We have met the Eighty-Third Ohio previously on the blog. It was a regiment with men primarily from Hamilton and Butler Counties in southwestern Ohio.


Lawrence Waldo was born in Cincinnati on May 22, 1834, son of eye doctor Frederick Augustus Waldo. In 1850 the family was living in the Fulton area of Cincinnati. Benefiting from a good education, by 1860 Lawrence was a practicing attorney in the Queen City, with an office on 11 East Third Street. On April 17, 1861 Lawrence enlisted as a private in Company D, Second Ohio Volunteer Infantry and would see action near Bull Run on July 21st. Upon the end of the Second's enlistment, Lawrence did not immediately re-enlist, but when President Lincoln issued his summer 1862 call for additional volunteers, Waldo was commissioned a first lieutenant on the staff of the Eighty-Third Ohio Infantry, serving as adjutant.


Waldo would see additional fighting at Chickasaw Bayou and Arkansas Post. On March 8, 1863, he would send a letter to someone only referred as "dear child," perhaps a possible love interest. The following transcribed letter is from the horsesoldier.com website.


Opposite Vicksburg, March 8, 1863

Sunday night

Allow me to assure you, my "dear child," that you have not the remotest idea what splendid thunderstorms this rebellious country is capable of getting up, even at this time of the year. The one which is just "knocking things 'round" at the present moment is a fair sample of what we have had every day or two this blessed winter. About once in two minutes I am terrified be the expectation of having my eyes put out by flashes which seem to be intensified "Drummond lights,” and the top of my unfortunate head (always weak, you know, by reason of the soft spot on it) is lifted about three inches and a quarter from its natural bearings by such thunder claps as would shame out feeble northern electricity out of countenance.[1] On such a night I am satisfied that the pickets will go to sleep in the underbrush, with their india-rubber blankets over their heads; consequently they won’t imagine they see any rebels, consequently they won’t shoot at the imaginary “rebs” as usual, and consequently upon that, there won’t be any alarm, and I shall have a quiet night’s rest after finishing this note, lulled to slumber be the pattering of the rain on my tent, with a heavy basso accompaniment of thunder.

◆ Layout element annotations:
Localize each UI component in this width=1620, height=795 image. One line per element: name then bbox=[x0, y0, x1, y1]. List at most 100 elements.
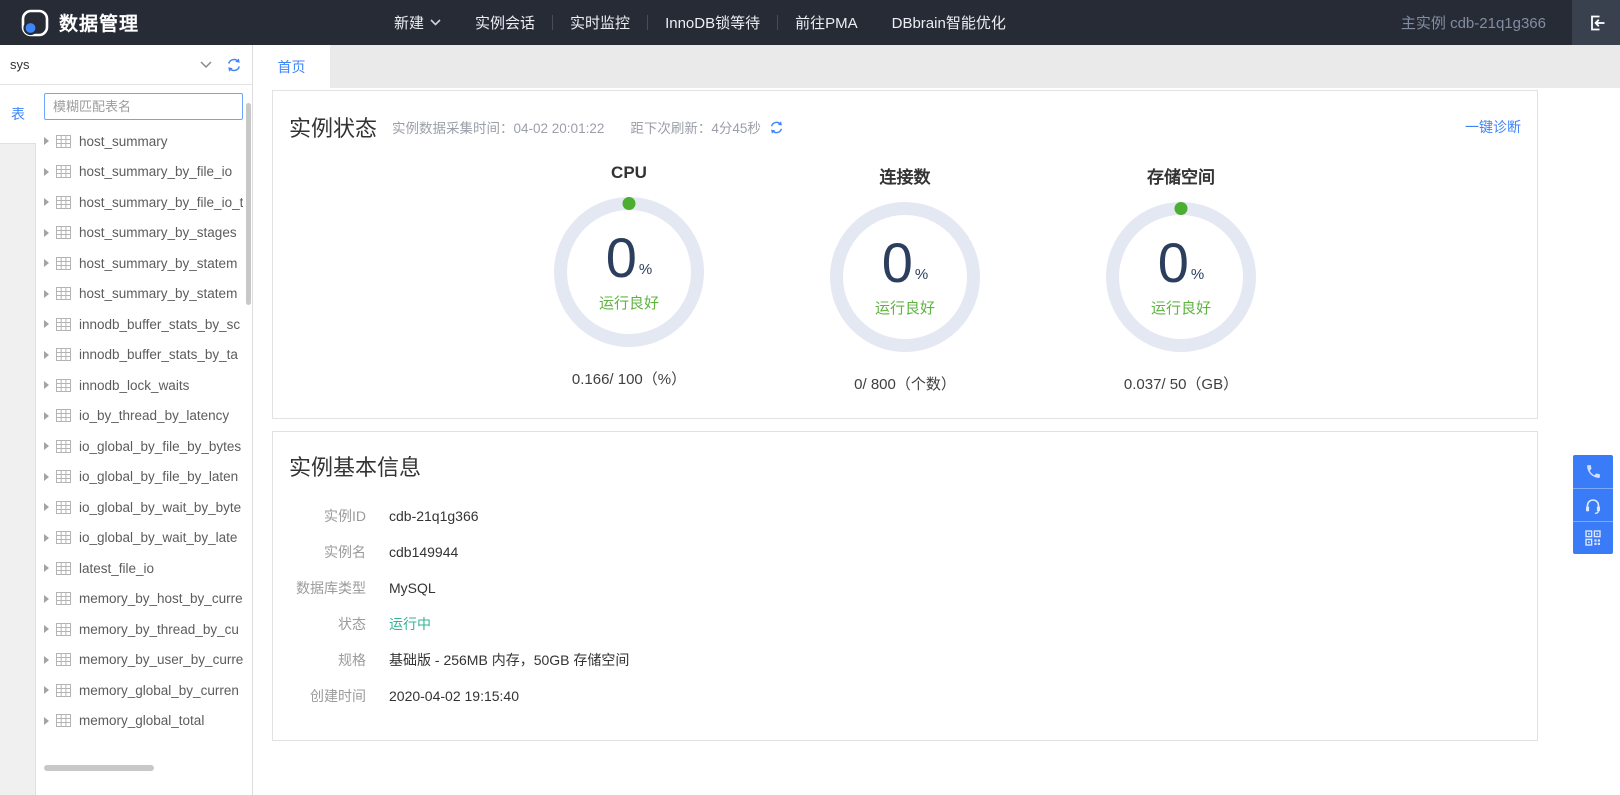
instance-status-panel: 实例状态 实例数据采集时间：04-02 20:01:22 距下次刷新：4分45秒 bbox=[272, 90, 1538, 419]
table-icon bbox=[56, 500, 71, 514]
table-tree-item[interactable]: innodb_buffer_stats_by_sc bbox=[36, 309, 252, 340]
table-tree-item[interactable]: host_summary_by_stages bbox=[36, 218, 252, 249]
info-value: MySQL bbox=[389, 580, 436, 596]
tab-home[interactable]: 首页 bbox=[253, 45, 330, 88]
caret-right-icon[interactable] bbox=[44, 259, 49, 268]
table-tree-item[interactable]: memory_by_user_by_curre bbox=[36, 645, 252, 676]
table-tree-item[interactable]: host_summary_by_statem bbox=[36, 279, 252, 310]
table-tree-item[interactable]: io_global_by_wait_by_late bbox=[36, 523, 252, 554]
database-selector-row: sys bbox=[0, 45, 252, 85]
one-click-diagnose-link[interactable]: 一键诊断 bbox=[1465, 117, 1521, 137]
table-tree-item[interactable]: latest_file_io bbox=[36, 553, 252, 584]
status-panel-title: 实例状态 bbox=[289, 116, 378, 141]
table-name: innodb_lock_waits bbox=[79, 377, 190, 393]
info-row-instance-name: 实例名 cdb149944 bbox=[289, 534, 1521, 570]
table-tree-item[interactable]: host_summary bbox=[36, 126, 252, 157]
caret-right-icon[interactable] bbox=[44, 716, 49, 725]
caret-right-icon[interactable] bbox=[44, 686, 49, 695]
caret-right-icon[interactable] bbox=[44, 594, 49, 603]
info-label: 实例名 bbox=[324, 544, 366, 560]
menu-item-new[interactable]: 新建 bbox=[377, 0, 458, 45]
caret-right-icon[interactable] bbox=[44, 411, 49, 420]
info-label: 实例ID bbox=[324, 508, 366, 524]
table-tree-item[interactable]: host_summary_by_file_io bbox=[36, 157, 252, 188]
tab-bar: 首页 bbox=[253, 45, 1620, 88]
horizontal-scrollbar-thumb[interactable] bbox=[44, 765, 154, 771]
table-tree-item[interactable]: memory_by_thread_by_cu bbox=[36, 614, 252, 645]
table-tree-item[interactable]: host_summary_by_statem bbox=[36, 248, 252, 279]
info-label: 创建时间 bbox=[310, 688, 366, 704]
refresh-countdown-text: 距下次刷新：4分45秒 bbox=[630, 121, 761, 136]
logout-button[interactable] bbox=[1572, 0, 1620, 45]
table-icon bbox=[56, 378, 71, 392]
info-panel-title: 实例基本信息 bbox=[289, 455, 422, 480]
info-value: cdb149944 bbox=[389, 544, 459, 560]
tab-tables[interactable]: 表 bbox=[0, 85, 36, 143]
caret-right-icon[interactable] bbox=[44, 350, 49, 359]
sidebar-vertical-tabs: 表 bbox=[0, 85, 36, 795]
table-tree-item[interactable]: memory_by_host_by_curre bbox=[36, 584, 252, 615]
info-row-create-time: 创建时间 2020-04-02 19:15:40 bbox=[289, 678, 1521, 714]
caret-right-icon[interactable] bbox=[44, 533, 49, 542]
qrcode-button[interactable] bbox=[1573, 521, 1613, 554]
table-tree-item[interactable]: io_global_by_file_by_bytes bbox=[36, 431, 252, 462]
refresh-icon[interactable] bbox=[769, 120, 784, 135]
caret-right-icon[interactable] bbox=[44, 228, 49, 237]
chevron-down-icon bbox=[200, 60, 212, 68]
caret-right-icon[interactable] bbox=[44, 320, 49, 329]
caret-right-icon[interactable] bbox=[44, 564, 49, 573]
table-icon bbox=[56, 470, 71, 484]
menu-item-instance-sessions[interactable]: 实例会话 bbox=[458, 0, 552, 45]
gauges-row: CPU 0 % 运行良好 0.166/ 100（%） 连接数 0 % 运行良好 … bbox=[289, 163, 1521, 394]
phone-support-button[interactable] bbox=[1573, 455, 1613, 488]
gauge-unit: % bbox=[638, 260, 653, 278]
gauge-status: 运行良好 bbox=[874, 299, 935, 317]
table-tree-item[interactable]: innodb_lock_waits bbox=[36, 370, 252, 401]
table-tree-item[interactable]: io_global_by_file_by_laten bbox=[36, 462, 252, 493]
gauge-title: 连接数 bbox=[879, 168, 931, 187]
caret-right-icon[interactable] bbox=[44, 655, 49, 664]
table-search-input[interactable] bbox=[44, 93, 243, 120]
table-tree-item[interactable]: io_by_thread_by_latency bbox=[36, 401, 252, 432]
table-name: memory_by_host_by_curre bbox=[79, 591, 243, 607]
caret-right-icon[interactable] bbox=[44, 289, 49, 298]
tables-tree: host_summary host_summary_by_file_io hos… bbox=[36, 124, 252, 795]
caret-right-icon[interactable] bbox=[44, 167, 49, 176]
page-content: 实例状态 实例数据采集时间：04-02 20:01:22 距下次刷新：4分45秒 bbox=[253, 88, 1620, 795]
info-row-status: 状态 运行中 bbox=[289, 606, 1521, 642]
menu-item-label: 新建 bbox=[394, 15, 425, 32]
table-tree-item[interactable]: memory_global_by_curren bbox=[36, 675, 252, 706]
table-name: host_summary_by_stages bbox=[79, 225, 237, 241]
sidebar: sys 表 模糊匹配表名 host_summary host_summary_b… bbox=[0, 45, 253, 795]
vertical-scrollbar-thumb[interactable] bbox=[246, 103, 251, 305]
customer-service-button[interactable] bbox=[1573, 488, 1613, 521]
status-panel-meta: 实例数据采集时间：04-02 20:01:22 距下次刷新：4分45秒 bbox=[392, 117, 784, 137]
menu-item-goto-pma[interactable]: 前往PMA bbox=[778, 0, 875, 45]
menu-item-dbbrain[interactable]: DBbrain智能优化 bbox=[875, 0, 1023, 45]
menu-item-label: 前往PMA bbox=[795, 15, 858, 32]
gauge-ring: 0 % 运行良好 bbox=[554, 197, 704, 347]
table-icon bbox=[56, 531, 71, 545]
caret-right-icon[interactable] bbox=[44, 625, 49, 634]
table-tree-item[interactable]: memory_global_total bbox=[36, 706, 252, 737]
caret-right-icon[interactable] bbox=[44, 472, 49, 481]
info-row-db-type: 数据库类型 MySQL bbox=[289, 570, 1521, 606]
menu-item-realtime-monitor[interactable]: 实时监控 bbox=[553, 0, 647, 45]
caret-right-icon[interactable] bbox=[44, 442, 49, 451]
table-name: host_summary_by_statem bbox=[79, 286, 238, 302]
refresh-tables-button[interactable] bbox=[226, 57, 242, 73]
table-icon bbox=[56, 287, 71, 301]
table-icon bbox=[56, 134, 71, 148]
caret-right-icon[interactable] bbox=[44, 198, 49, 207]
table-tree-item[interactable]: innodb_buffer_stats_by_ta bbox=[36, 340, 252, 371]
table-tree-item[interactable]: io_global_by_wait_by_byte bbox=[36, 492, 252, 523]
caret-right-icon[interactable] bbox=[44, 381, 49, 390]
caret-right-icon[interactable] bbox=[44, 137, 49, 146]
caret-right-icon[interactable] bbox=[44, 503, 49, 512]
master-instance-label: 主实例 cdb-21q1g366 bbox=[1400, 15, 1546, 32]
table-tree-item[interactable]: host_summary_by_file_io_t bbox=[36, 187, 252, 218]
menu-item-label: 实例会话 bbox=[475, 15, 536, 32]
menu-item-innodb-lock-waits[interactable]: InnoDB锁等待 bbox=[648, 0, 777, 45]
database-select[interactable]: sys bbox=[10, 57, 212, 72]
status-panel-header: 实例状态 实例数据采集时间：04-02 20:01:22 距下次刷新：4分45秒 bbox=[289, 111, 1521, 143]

◆ Problem A:
Condense the paragraph of the blog excerpt that begins "Lawrence Waldo was born" into a short bulleted list that keeps its main facts.
◆ Problem B:
From the records, copy out again the lines starting with the line that contains "instance-status-panel: 实例状态 实例数据采集时间：04-02" and going on through the line that contains "309, 252, 340]", with both of those lines included.
The blog excerpt and the records come from unrelated sources.

◆ Exercise response A:
- Born in Cincinnati on May 22, 1834, son of eye doctor Frederick Augustus Waldo
- Family living in the Fulton area of Cincinnati in 1850
- Practicing attorney in Cincinnati by 1860, with an office at 11 East Third Street
- Enlisted April 17, 1861 as a private in Company D, Second Ohio Volunteer Infantry; saw action near Bull Run on July 21st
- Did not re-enlist right away when the Second's enlistment ended
- After Lincoln's summer 1862 call for volunteers, commissioned a first lieutenant on the staff of the Eighty-Third Ohio Infantry, serving as adjutant

◆ Exercise response B:
instance-status-panel: 实例状态 实例数据采集时间：04-02 20:01:22 距下次刷新：4分45秒 bbox=[272, 90, 1538, 419]
table-icon bbox=[56, 500, 71, 514]
table-tree-item[interactable]: innodb_buffer_stats_by_sc bbox=[36, 309, 252, 340]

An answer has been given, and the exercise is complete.